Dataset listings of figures

━━━━━━━━━━━━━━━━━━━━━━━━━━━━━━

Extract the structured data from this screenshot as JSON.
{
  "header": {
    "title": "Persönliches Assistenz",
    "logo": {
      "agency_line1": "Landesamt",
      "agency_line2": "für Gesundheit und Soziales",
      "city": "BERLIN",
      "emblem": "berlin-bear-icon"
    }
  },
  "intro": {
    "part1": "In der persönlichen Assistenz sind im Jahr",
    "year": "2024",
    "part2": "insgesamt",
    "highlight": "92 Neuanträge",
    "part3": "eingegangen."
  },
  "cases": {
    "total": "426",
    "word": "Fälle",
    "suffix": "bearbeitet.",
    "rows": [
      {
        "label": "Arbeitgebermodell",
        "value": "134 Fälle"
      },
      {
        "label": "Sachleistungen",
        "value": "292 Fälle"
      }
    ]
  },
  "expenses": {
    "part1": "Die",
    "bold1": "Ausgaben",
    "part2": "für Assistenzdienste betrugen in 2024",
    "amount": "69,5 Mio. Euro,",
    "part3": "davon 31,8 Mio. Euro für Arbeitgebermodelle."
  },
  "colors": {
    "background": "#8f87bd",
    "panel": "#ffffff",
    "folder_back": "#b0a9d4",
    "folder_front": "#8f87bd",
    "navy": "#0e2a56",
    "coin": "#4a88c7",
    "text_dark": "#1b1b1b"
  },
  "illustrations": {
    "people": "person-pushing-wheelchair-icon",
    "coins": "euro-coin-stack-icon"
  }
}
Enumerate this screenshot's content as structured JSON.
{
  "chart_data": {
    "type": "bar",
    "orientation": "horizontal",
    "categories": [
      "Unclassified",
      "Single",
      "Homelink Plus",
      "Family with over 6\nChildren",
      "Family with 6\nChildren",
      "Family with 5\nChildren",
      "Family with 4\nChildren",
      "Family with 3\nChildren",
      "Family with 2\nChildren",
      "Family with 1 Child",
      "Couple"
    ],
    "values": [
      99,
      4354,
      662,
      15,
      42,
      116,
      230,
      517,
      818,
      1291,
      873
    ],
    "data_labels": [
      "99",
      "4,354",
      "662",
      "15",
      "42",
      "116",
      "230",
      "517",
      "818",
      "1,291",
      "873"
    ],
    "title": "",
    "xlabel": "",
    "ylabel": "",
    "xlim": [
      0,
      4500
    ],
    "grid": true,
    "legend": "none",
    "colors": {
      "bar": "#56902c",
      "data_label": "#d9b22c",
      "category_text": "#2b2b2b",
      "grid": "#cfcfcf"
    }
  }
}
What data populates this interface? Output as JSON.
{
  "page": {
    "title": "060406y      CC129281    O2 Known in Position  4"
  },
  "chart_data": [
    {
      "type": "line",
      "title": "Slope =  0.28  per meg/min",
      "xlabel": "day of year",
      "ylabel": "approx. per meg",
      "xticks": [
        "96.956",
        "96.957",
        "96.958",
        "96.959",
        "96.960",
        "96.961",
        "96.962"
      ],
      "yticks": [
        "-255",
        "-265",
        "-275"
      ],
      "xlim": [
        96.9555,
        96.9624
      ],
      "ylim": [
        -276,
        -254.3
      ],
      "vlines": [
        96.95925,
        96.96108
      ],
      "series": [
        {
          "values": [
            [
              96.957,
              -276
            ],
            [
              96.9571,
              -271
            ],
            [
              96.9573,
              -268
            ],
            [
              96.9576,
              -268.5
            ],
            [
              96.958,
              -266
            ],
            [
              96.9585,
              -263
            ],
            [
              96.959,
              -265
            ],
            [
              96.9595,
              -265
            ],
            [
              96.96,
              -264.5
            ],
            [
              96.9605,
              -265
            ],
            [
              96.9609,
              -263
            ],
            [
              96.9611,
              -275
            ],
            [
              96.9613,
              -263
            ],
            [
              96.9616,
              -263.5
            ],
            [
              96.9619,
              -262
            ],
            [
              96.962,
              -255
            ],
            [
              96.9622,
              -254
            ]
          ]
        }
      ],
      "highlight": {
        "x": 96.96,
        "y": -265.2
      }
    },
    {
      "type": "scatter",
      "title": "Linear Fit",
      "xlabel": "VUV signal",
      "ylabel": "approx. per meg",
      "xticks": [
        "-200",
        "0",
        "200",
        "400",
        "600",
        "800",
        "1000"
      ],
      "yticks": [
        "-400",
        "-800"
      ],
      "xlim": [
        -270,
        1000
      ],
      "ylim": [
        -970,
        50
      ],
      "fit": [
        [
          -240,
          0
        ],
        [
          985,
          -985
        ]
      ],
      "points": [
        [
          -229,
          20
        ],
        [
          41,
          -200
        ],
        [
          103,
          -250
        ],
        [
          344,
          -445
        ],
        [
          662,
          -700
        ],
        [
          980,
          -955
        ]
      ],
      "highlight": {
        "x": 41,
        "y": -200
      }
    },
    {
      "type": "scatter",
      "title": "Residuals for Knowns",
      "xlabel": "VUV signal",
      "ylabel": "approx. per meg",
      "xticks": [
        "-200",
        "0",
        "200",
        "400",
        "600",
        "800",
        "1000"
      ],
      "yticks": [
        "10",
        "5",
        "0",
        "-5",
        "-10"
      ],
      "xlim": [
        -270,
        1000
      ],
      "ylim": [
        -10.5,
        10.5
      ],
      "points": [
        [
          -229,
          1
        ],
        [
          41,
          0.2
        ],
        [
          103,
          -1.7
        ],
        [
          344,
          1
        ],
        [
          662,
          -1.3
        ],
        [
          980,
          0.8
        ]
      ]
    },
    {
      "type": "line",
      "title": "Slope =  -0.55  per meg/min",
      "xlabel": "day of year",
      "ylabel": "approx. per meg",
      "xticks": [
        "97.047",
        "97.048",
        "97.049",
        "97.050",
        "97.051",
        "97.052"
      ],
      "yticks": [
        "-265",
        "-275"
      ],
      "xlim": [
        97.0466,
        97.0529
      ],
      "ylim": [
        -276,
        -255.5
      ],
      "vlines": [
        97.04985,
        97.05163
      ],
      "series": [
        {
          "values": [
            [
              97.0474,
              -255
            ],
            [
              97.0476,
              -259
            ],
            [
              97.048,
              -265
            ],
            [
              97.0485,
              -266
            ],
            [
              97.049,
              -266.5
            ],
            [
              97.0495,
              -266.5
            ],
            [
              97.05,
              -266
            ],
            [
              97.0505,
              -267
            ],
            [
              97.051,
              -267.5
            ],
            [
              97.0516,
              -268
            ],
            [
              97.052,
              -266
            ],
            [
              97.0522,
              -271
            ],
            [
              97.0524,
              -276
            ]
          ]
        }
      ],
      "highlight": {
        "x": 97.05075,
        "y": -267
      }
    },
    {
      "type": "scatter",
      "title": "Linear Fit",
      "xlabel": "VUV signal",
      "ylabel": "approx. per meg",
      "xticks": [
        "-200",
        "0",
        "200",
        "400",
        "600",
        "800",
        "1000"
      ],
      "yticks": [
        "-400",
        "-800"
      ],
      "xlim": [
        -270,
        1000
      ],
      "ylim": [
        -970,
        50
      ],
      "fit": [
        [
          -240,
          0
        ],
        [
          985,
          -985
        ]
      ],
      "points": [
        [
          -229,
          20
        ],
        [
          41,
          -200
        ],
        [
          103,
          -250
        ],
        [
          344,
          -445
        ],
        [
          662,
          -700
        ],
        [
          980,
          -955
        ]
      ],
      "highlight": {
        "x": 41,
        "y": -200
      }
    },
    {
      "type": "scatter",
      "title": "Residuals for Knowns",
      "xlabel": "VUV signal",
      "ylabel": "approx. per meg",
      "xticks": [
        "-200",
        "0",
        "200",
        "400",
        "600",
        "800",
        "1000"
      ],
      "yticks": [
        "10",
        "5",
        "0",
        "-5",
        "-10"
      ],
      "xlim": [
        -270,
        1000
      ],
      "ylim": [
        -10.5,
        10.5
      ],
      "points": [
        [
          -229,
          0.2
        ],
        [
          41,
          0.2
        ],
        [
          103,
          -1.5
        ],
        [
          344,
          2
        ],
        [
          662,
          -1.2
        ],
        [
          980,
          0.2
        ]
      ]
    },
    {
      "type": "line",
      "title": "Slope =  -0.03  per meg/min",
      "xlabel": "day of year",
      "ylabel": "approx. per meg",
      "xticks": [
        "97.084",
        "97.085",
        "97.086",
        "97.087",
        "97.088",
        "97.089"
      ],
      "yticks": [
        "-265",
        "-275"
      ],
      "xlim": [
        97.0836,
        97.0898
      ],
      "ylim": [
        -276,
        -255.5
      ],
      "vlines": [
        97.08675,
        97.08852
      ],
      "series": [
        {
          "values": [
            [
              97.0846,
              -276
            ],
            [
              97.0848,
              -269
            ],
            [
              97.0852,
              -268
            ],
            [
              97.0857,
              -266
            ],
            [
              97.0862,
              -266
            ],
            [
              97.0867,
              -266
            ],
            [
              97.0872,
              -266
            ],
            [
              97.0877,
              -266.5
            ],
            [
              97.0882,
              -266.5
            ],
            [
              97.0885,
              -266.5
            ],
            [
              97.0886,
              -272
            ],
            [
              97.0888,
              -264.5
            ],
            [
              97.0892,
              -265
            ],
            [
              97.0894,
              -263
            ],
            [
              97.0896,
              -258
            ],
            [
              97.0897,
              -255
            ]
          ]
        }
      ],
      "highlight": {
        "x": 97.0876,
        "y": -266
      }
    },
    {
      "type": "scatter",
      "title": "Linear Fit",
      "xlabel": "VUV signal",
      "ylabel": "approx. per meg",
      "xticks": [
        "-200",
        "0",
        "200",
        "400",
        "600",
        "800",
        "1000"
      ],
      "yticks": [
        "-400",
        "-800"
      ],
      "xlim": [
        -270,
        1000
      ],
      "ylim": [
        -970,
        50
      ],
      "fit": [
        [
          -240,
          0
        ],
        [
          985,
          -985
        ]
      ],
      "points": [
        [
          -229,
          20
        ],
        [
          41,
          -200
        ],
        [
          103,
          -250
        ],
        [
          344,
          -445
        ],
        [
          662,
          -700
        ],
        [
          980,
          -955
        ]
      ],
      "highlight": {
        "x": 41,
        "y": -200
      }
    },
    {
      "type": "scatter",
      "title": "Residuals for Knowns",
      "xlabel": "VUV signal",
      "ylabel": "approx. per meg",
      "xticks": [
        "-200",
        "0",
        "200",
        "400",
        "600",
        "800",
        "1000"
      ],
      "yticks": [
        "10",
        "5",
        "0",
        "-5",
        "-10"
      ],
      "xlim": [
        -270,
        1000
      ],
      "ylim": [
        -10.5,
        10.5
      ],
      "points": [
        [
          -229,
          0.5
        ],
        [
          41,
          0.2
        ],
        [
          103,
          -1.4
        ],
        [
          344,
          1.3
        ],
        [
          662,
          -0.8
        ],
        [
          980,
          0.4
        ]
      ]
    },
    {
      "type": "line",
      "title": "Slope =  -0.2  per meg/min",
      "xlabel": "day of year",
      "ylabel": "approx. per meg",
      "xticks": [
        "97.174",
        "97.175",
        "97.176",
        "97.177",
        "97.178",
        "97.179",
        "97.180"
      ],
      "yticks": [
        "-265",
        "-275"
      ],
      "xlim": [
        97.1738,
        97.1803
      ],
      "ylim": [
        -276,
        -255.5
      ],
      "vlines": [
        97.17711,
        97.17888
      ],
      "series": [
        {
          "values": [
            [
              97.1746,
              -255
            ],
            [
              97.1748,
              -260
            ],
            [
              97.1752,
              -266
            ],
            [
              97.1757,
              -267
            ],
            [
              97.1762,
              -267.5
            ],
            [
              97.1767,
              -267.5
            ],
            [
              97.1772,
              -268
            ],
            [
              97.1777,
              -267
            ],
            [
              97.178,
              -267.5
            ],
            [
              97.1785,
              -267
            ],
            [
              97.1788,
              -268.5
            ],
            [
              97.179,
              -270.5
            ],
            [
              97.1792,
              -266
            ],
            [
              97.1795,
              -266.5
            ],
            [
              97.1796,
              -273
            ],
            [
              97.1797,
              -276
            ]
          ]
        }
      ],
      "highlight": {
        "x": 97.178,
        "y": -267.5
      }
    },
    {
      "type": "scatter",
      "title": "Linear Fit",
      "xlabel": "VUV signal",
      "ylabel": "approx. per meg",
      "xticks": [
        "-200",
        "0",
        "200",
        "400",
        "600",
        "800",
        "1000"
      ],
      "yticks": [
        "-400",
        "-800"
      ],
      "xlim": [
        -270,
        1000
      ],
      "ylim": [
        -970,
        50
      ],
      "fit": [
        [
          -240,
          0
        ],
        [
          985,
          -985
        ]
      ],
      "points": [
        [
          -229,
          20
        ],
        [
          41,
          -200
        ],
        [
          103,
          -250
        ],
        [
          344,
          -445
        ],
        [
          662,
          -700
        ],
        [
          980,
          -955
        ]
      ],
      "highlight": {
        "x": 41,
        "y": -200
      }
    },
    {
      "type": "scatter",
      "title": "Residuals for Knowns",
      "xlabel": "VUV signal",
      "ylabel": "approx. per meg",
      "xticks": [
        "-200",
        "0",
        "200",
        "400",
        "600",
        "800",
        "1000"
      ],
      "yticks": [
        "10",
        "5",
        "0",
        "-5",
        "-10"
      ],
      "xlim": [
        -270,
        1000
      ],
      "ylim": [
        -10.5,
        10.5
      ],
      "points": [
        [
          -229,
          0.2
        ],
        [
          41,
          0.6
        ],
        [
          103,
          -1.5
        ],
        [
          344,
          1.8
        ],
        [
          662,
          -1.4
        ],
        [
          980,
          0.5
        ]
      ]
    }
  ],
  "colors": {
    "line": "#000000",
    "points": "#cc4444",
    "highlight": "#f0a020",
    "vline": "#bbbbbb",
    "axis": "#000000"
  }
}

━━━━━━━━━━━━━━━━━━━━━━━━━━━━━━

EXERCISE TASK: Of the lines above, copy each that contains "screenshot".

FINISHED TASK:
Extract the structured data from this screenshot as JSON.
Enumerate this screenshot's content as structured JSON.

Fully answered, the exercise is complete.